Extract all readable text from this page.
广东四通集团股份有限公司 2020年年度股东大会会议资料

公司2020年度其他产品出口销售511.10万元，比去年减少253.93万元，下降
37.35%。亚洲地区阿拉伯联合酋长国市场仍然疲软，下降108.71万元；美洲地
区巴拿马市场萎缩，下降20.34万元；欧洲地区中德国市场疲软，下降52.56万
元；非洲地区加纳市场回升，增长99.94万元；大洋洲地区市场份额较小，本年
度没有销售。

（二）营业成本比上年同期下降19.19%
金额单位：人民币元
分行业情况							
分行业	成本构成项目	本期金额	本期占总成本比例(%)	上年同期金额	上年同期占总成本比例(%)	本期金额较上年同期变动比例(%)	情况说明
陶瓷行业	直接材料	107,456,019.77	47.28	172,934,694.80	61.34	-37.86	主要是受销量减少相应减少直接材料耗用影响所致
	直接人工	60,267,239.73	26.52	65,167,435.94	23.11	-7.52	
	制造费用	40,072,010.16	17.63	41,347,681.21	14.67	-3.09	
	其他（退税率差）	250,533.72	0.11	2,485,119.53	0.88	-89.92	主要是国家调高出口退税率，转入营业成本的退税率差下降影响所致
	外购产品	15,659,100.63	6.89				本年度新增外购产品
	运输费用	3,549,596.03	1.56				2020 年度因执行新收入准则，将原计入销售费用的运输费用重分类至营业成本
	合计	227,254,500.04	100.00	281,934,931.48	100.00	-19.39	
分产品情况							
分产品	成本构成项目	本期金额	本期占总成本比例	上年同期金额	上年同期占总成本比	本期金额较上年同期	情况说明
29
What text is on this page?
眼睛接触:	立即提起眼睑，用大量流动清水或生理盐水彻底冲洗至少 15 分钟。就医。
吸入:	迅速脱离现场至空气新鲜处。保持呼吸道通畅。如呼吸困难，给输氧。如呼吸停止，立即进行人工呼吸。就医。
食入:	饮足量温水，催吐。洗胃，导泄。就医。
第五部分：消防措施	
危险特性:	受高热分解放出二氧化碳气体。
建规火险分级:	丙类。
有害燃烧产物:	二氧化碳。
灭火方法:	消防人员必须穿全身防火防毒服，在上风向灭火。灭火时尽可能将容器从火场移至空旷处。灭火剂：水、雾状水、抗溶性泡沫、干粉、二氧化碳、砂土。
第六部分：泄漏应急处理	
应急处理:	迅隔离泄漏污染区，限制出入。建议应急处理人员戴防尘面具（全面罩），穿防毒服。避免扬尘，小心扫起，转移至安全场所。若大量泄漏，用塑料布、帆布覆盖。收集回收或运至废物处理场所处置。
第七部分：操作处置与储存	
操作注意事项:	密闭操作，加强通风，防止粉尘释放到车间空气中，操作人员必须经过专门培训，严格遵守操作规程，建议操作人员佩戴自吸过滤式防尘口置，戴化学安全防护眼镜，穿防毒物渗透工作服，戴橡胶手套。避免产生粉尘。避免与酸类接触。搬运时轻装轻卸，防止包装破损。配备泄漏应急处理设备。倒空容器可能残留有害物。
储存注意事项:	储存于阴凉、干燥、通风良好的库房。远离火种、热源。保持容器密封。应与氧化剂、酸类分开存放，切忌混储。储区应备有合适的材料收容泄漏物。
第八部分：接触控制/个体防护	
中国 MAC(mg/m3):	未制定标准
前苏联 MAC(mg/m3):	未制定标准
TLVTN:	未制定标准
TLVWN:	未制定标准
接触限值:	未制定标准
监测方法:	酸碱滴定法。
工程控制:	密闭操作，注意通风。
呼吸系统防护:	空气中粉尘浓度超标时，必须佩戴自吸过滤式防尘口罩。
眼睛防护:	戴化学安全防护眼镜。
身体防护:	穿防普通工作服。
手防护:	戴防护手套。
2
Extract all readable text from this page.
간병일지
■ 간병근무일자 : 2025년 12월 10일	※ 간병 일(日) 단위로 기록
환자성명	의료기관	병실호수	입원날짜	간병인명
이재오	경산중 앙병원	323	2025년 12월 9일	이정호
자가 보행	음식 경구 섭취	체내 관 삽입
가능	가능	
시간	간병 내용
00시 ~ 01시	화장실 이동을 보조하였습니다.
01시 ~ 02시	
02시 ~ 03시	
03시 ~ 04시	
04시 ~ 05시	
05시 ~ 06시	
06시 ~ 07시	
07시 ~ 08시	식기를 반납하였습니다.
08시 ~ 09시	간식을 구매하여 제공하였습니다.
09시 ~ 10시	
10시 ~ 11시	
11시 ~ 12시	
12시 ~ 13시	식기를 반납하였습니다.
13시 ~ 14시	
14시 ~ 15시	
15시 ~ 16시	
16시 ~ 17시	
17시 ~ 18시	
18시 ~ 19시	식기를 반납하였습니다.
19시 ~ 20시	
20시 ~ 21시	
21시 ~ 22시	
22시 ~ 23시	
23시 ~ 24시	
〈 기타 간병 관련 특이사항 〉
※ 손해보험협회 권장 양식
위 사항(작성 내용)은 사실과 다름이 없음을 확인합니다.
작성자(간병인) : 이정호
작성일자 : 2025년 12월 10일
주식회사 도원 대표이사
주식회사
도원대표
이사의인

__________

WHAT THE EXERCISE ASKS |
Look through the records above and report how many lines hold the word "戴化学安全防护眼镜", giving only the number.

TASK OUTPUT |
2